→ Exercise task: The entries below contain pictures. Retype everything except those pictures, exactly as given.

-- START OF Data records --

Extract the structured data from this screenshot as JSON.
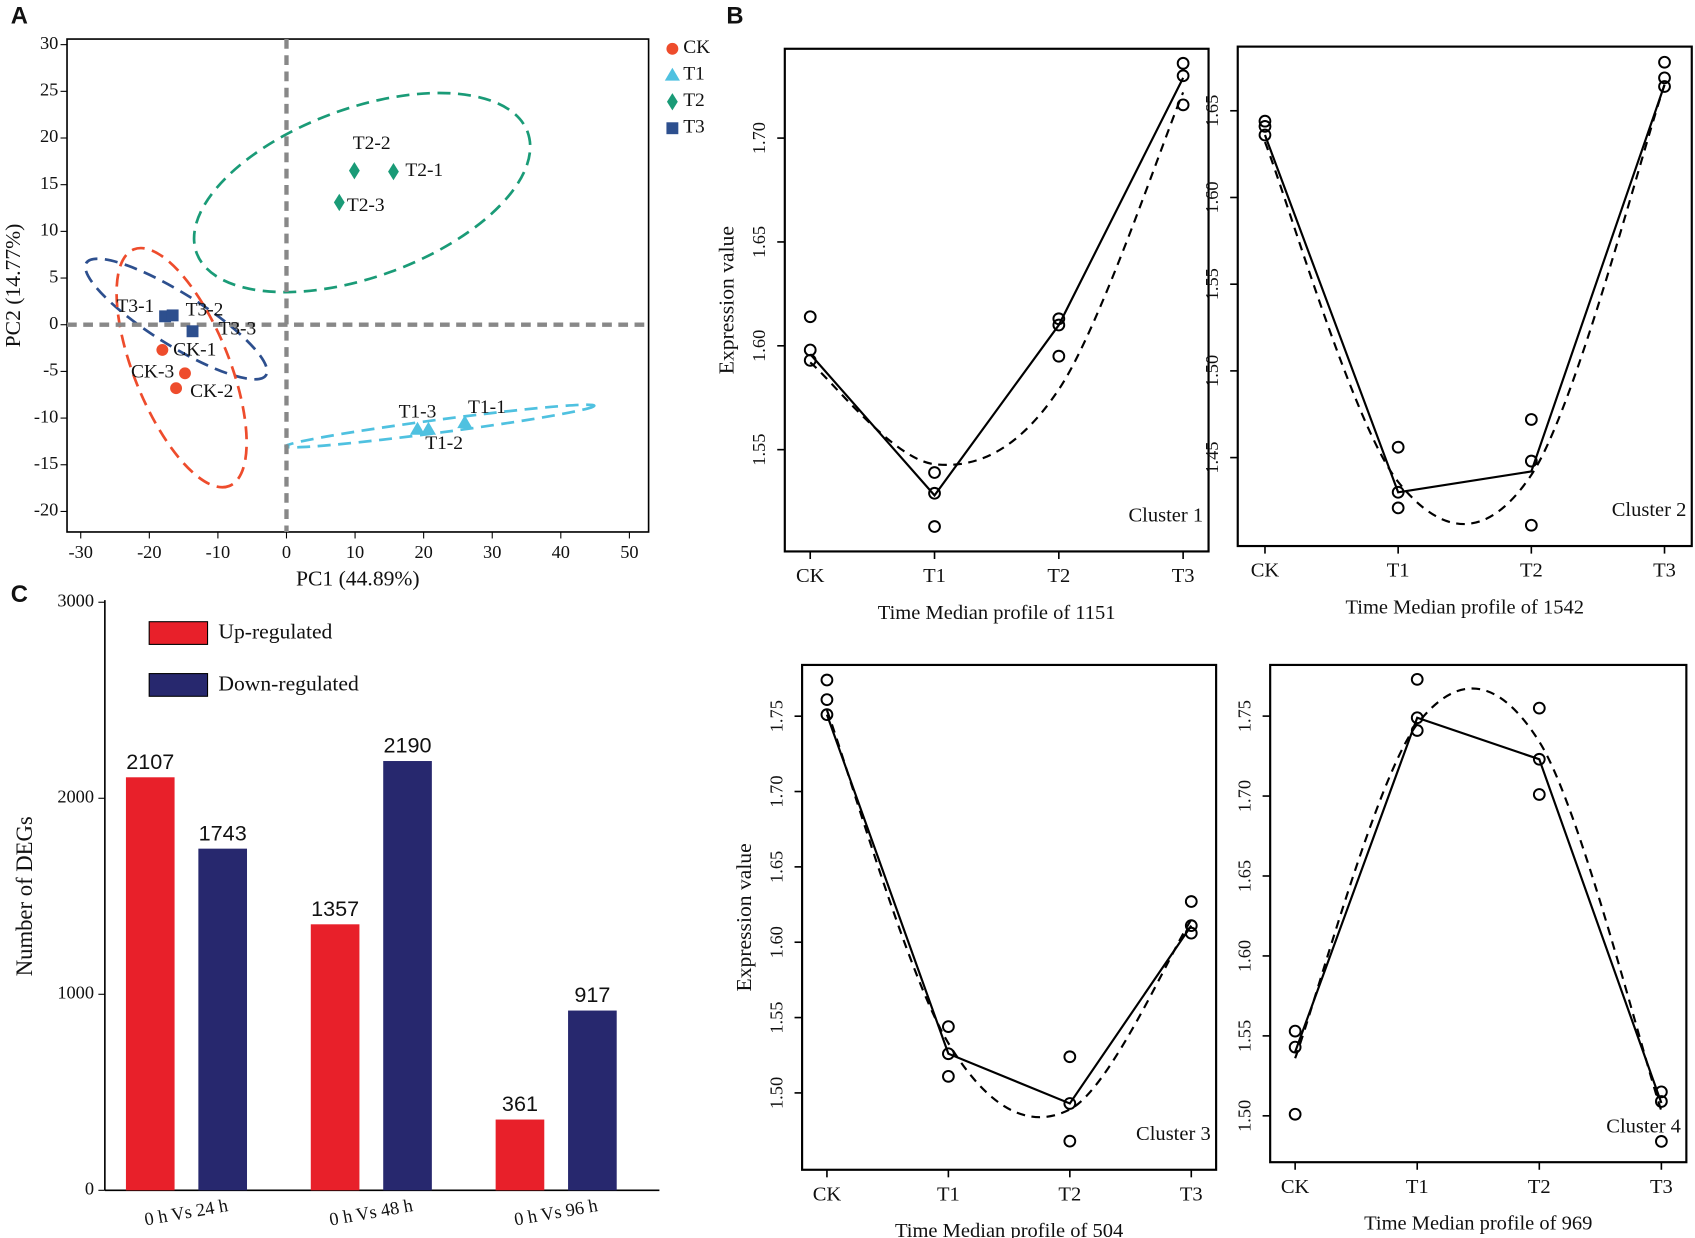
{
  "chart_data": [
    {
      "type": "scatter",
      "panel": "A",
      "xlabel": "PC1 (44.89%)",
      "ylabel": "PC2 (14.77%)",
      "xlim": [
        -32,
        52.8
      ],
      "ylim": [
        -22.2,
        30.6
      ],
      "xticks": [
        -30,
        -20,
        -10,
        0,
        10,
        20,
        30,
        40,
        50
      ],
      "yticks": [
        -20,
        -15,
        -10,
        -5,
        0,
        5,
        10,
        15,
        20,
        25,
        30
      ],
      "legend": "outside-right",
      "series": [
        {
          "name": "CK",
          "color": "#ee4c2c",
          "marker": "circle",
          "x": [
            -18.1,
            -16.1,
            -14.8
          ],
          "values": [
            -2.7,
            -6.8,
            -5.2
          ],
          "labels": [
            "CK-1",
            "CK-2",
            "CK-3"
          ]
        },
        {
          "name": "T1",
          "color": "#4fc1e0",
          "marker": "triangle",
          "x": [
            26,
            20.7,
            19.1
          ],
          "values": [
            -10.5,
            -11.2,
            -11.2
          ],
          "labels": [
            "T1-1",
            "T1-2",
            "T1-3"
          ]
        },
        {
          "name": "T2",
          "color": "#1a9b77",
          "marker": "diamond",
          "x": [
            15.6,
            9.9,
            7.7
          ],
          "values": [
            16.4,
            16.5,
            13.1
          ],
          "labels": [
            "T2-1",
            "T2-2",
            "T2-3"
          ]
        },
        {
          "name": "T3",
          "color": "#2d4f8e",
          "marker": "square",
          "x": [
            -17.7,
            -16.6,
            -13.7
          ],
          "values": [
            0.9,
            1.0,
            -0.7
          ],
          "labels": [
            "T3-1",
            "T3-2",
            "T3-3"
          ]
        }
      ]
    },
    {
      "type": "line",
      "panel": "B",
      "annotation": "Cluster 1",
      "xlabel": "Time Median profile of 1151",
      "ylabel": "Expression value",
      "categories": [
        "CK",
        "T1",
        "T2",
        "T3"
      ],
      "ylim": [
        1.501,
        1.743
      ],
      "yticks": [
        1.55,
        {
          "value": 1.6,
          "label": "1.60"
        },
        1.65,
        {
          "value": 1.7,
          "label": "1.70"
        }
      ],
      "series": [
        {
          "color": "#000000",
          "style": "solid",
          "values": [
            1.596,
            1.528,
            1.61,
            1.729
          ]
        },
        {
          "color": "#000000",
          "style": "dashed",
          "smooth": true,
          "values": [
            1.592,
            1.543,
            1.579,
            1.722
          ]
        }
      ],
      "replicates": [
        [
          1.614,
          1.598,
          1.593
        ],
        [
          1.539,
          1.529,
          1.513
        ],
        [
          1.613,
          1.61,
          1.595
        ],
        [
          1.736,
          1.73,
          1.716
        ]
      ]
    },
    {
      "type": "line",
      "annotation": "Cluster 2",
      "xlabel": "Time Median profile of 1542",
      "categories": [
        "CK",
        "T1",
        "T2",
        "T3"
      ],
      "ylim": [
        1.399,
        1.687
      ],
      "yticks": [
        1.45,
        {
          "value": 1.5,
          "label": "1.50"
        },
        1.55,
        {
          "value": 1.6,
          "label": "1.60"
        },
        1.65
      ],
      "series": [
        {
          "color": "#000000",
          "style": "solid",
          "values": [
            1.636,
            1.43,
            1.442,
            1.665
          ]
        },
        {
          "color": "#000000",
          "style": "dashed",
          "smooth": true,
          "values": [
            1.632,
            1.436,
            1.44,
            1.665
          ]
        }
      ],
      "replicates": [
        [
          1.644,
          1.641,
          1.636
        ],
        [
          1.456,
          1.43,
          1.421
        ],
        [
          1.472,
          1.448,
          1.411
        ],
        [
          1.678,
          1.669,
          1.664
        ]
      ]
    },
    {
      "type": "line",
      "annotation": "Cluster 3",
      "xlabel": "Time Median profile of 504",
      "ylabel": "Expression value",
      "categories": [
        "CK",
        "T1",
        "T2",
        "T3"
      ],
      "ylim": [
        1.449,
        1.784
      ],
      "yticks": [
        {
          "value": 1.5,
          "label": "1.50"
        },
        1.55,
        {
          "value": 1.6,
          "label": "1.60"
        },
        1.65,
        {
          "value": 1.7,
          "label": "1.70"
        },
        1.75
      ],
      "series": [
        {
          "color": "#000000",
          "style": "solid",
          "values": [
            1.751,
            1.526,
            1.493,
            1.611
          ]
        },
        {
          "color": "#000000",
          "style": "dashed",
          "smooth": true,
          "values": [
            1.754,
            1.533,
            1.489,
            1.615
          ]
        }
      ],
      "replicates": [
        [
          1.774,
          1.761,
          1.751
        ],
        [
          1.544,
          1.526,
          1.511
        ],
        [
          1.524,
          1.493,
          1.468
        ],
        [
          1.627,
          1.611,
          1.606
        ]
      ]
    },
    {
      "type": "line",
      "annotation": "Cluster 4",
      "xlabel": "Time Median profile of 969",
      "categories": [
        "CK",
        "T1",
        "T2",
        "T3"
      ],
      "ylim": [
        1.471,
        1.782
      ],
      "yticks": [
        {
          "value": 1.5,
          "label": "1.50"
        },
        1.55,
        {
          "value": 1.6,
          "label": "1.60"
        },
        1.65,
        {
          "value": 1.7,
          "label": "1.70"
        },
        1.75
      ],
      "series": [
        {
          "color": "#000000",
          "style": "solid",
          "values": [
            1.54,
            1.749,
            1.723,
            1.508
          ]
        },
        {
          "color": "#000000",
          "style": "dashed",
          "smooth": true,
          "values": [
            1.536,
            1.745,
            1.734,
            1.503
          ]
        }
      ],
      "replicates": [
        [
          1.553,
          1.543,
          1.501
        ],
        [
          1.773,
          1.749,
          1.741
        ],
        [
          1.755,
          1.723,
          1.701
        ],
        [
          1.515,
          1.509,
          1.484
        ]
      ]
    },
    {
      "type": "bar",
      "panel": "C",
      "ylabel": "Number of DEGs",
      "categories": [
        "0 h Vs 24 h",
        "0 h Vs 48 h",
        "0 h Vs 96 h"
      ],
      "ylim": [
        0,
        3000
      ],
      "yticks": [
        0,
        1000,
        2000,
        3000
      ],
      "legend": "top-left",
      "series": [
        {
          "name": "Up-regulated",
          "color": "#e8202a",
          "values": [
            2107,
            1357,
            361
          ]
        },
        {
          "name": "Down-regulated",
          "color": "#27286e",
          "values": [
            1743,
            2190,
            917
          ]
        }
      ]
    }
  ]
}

-- END OF Data records --

→ Task response:
Extract the structured data from this screenshot as JSON.
{
  "chart_data": [
    {
      "type": "scatter",
      "panel": "A",
      "xlabel": "PC1 (44.89%)",
      "ylabel": "PC2 (14.77%)",
      "xlim": [
        -32,
        52.8
      ],
      "ylim": [
        -22.2,
        30.6
      ],
      "xticks": [
        -30,
        -20,
        -10,
        0,
        10,
        20,
        30,
        40,
        50
      ],
      "yticks": [
        -20,
        -15,
        -10,
        -5,
        0,
        5,
        10,
        15,
        20,
        25,
        30
      ],
      "legend": "outside-right",
      "series": [
        {
          "name": "CK",
          "color": "#ee4c2c",
          "marker": "circle",
          "x": [
            -18.1,
            -16.1,
            -14.8
          ],
          "values": [
            -2.7,
            -6.8,
            -5.2
          ],
          "labels": [
            "CK-1",
            "CK-2",
            "CK-3"
          ]
        },
        {
          "name": "T1",
          "color": "#4fc1e0",
          "marker": "triangle",
          "x": [
            26,
            20.7,
            19.1
          ],
          "values": [
            -10.5,
            -11.2,
            -11.2
          ],
          "labels": [
            "T1-1",
            "T1-2",
            "T1-3"
          ]
        },
        {
          "name": "T2",
          "color": "#1a9b77",
          "marker": "diamond",
          "x": [
            15.6,
            9.9,
            7.7
          ],
          "values": [
            16.4,
            16.5,
            13.1
          ],
          "labels": [
            "T2-1",
            "T2-2",
            "T2-3"
          ]
        },
        {
          "name": "T3",
          "color": "#2d4f8e",
          "marker": "square",
          "x": [
            -17.7,
            -16.6,
            -13.7
          ],
          "values": [
            0.9,
            1.0,
            -0.7
          ],
          "labels": [
            "T3-1",
            "T3-2",
            "T3-3"
          ]
        }
      ]
    },
    {
      "type": "line",
      "panel": "B",
      "annotation": "Cluster 1",
      "xlabel": "Time Median profile of 1151",
      "ylabel": "Expression value",
      "categories": [
        "CK",
        "T1",
        "T2",
        "T3"
      ],
      "ylim": [
        1.501,
        1.743
      ],
      "yticks": [
        1.55,
        {
          "value": 1.6,
          "label": "1.60"
        },
        1.65,
        {
          "value": 1.7,
          "label": "1.70"
        }
      ],
      "series": [
        {
          "color": "#000000",
          "style": "solid",
          "values": [
            1.596,
            1.528,
            1.61,
            1.729
          ]
        },
        {
          "color": "#000000",
          "style": "dashed",
          "smooth": true,
          "values": [
            1.592,
            1.543,
            1.579,
            1.722
          ]
        }
      ],
      "replicates": [
        [
          1.614,
          1.598,
          1.593
        ],
        [
          1.539,
          1.529,
          1.513
        ],
        [
          1.613,
          1.61,
          1.595
        ],
        [
          1.736,
          1.73,
          1.716
        ]
      ]
    },
    {
      "type": "line",
      "annotation": "Cluster 2",
      "xlabel": "Time Median profile of 1542",
      "categories": [
        "CK",
        "T1",
        "T2",
        "T3"
      ],
      "ylim": [
        1.399,
        1.687
      ],
      "yticks": [
        1.45,
        {
          "value": 1.5,
          "label": "1.50"
        },
        1.55,
        {
          "value": 1.6,
          "label": "1.60"
        },
        1.65
      ],
      "series": [
        {
          "color": "#000000",
          "style": "solid",
          "values": [
            1.636,
            1.43,
            1.442,
            1.665
          ]
        },
        {
          "color": "#000000",
          "style": "dashed",
          "smooth": true,
          "values": [
            1.632,
            1.436,
            1.44,
            1.665
          ]
        }
      ],
      "replicates": [
        [
          1.644,
          1.641,
          1.636
        ],
        [
          1.456,
          1.43,
          1.421
        ],
        [
          1.472,
          1.448,
          1.411
        ],
        [
          1.678,
          1.669,
          1.664
        ]
      ]
    },
    {
      "type": "line",
      "annotation": "Cluster 3",
      "xlabel": "Time Median profile of 504",
      "ylabel": "Expression value",
      "categories": [
        "CK",
        "T1",
        "T2",
        "T3"
      ],
      "ylim": [
        1.449,
        1.784
      ],
      "yticks": [
        {
          "value": 1.5,
          "label": "1.50"
        },
        1.55,
        {
          "value": 1.6,
          "label": "1.60"
        },
        1.65,
        {
          "value": 1.7,
          "label": "1.70"
        },
        1.75
      ],
      "series": [
        {
          "color": "#000000",
          "style": "solid",
          "values": [
            1.751,
            1.526,
            1.493,
            1.611
          ]
        },
        {
          "color": "#000000",
          "style": "dashed",
          "smooth": true,
          "values": [
            1.754,
            1.533,
            1.489,
            1.615
          ]
        }
      ],
      "replicates": [
        [
          1.774,
          1.761,
          1.751
        ],
        [
          1.544,
          1.526,
          1.511
        ],
        [
          1.524,
          1.493,
          1.468
        ],
        [
          1.627,
          1.611,
          1.606
        ]
      ]
    },
    {
      "type": "line",
      "annotation": "Cluster 4",
      "xlabel": "Time Median profile of 969",
      "categories": [
        "CK",
        "T1",
        "T2",
        "T3"
      ],
      "ylim": [
        1.471,
        1.782
      ],
      "yticks": [
        {
          "value": 1.5,
          "label": "1.50"
        },
        1.55,
        {
          "value": 1.6,
          "label": "1.60"
        },
        1.65,
        {
          "value": 1.7,
          "label": "1.70"
        },
        1.75
      ],
      "series": [
        {
          "color": "#000000",
          "style": "solid",
          "values": [
            1.54,
            1.749,
            1.723,
            1.508
          ]
        },
        {
          "color": "#000000",
          "style": "dashed",
          "smooth": true,
          "values": [
            1.536,
            1.745,
            1.734,
            1.503
          ]
        }
      ],
      "replicates": [
        [
          1.553,
          1.543,
          1.501
        ],
        [
          1.773,
          1.749,
          1.741
        ],
        [
          1.755,
          1.723,
          1.701
        ],
        [
          1.515,
          1.509,
          1.484
        ]
      ]
    },
    {
      "type": "bar",
      "panel": "C",
      "ylabel": "Number of DEGs",
      "categories": [
        "0 h Vs 24 h",
        "0 h Vs 48 h",
        "0 h Vs 96 h"
      ],
      "ylim": [
        0,
        3000
      ],
      "yticks": [
        0,
        1000,
        2000,
        3000
      ],
      "legend": "top-left",
      "series": [
        {
          "name": "Up-regulated",
          "color": "#e8202a",
          "values": [
            2107,
            1357,
            361
          ]
        },
        {
          "name": "Down-regulated",
          "color": "#27286e",
          "values": [
            1743,
            2190,
            917
          ]
        }
      ]
    }
  ]
}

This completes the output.